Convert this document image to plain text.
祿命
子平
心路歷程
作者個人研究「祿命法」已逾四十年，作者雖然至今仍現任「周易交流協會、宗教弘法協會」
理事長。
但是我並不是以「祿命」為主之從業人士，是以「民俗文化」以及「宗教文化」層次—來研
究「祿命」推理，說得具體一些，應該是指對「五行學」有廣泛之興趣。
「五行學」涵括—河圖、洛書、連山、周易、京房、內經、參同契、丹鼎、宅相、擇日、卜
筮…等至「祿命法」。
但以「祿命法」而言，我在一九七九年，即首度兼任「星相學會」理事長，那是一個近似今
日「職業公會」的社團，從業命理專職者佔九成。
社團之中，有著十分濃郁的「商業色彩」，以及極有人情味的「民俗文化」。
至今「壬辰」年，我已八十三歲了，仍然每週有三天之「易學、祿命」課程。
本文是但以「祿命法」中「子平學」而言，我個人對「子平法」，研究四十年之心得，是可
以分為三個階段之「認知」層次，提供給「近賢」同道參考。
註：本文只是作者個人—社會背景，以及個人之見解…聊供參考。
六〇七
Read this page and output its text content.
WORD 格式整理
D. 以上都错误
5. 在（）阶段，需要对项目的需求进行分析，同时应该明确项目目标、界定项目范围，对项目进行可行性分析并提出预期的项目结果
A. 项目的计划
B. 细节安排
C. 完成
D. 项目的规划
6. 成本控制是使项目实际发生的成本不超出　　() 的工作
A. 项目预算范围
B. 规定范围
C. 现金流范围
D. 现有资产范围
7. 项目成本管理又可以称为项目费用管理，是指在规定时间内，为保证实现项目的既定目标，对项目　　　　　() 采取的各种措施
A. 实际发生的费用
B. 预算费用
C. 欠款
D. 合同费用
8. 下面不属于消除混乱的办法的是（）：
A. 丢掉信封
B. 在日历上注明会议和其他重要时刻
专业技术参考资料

## TASK DESCRIPTION
Tally up the lines holding the word "民俗文化" in the data above, and answer with that figure only.

## THE COMPLETED TASK
2